Dataset excerpts =>
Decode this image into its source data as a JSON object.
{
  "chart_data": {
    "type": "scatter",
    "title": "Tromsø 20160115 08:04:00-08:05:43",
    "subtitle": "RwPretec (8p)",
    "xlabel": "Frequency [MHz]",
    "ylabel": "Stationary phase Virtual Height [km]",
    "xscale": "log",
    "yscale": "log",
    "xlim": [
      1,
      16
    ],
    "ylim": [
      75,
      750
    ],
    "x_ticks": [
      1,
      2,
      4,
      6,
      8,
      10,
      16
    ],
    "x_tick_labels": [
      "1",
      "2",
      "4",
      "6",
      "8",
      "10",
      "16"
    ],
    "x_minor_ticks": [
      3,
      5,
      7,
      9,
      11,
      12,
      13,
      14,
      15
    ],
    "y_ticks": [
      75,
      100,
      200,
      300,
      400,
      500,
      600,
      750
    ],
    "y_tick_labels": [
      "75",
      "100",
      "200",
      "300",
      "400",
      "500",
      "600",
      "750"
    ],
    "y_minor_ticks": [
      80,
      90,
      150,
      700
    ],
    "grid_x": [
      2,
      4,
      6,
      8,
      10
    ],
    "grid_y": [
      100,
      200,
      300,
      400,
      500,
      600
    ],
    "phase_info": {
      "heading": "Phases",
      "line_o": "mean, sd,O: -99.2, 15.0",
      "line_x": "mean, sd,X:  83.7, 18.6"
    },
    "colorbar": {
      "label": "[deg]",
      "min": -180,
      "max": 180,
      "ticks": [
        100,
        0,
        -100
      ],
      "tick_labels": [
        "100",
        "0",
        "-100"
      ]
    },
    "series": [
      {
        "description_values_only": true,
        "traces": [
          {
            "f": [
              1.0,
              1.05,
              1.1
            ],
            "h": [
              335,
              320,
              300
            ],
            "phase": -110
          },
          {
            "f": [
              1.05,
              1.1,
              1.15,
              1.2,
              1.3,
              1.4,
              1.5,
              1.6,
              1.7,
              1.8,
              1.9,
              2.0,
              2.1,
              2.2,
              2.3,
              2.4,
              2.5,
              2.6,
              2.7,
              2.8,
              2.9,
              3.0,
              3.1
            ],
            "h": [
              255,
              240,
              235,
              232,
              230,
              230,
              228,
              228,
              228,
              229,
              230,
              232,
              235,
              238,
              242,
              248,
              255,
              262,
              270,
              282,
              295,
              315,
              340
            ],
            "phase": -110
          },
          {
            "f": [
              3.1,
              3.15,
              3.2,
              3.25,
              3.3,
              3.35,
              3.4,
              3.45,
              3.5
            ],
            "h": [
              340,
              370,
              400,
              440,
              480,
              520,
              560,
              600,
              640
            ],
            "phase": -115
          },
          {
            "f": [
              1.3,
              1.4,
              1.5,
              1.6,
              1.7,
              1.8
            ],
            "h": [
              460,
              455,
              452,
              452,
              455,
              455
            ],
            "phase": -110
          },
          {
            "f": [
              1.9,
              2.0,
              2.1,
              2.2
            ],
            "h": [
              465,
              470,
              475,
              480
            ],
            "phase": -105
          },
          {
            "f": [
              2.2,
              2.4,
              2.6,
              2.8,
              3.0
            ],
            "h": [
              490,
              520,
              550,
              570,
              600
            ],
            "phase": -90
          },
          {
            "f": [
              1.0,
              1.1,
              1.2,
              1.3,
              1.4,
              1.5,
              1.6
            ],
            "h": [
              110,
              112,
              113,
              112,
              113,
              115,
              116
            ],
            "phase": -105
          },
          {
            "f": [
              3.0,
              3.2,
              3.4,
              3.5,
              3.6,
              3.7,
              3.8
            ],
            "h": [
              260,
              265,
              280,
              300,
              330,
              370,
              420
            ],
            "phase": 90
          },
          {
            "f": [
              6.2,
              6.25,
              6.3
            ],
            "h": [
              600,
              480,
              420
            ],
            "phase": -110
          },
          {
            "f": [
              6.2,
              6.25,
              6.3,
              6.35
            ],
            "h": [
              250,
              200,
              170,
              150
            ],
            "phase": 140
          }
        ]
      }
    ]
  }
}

Exercise objective => Extract every record. Keep wording exact.

Answer below =>
Decode this image into its source data as a JSON object.
{
  "chart_data": {
    "type": "scatter",
    "title": "Tromsø 20160115 08:04:00-08:05:43",
    "subtitle": "RwPretec (8p)",
    "xlabel": "Frequency [MHz]",
    "ylabel": "Stationary phase Virtual Height [km]",
    "xscale": "log",
    "yscale": "log",
    "xlim": [
      1,
      16
    ],
    "ylim": [
      75,
      750
    ],
    "x_ticks": [
      1,
      2,
      4,
      6,
      8,
      10,
      16
    ],
    "x_tick_labels": [
      "1",
      "2",
      "4",
      "6",
      "8",
      "10",
      "16"
    ],
    "x_minor_ticks": [
      3,
      5,
      7,
      9,
      11,
      12,
      13,
      14,
      15
    ],
    "y_ticks": [
      75,
      100,
      200,
      300,
      400,
      500,
      600,
      750
    ],
    "y_tick_labels": [
      "75",
      "100",
      "200",
      "300",
      "400",
      "500",
      "600",
      "750"
    ],
    "y_minor_ticks": [
      80,
      90,
      150,
      700
    ],
    "grid_x": [
      2,
      4,
      6,
      8,
      10
    ],
    "grid_y": [
      100,
      200,
      300,
      400,
      500,
      600
    ],
    "phase_info": {
      "heading": "Phases",
      "line_o": "mean, sd,O: -99.2, 15.0",
      "line_x": "mean, sd,X:  83.7, 18.6"
    },
    "colorbar": {
      "label": "[deg]",
      "min": -180,
      "max": 180,
      "ticks": [
        100,
        0,
        -100
      ],
      "tick_labels": [
        "100",
        "0",
        "-100"
      ]
    },
    "series": [
      {
        "description_values_only": true,
        "traces": [
          {
            "f": [
              1.0,
              1.05,
              1.1
            ],
            "h": [
              335,
              320,
              300
            ],
            "phase": -110
          },
          {
            "f": [
              1.05,
              1.1,
              1.15,
              1.2,
              1.3,
              1.4,
              1.5,
              1.6,
              1.7,
              1.8,
              1.9,
              2.0,
              2.1,
              2.2,
              2.3,
              2.4,
              2.5,
              2.6,
              2.7,
              2.8,
              2.9,
              3.0,
              3.1
            ],
            "h": [
              255,
              240,
              235,
              232,
              230,
              230,
              228,
              228,
              228,
              229,
              230,
              232,
              235,
              238,
              242,
              248,
              255,
              262,
              270,
              282,
              295,
              315,
              340
            ],
            "phase": -110
          },
          {
            "f": [
              3.1,
              3.15,
              3.2,
              3.25,
              3.3,
              3.35,
              3.4,
              3.45,
              3.5
            ],
            "h": [
              340,
              370,
              400,
              440,
              480,
              520,
              560,
              600,
              640
            ],
            "phase": -115
          },
          {
            "f": [
              1.3,
              1.4,
              1.5,
              1.6,
              1.7,
              1.8
            ],
            "h": [
              460,
              455,
              452,
              452,
              455,
              455
            ],
            "phase": -110
          },
          {
            "f": [
              1.9,
              2.0,
              2.1,
              2.2
            ],
            "h": [
              465,
              470,
              475,
              480
            ],
            "phase": -105
          },
          {
            "f": [
              2.2,
              2.4,
              2.6,
              2.8,
              3.0
            ],
            "h": [
              490,
              520,
              550,
              570,
              600
            ],
            "phase": -90
          },
          {
            "f": [
              1.0,
              1.1,
              1.2,
              1.3,
              1.4,
              1.5,
              1.6
            ],
            "h": [
              110,
              112,
              113,
              112,
              113,
              115,
              116
            ],
            "phase": -105
          },
          {
            "f": [
              3.0,
              3.2,
              3.4,
              3.5,
              3.6,
              3.7,
              3.8
            ],
            "h": [
              260,
              265,
              280,
              300,
              330,
              370,
              420
            ],
            "phase": 90
          },
          {
            "f": [
              6.2,
              6.25,
              6.3
            ],
            "h": [
              600,
              480,
              420
            ],
            "phase": -110
          },
          {
            "f": [
              6.2,
              6.25,
              6.3,
              6.35
            ],
            "h": [
              250,
              200,
              170,
              150
            ],
            "phase": 140
          }
        ]
      }
    ]
  }
}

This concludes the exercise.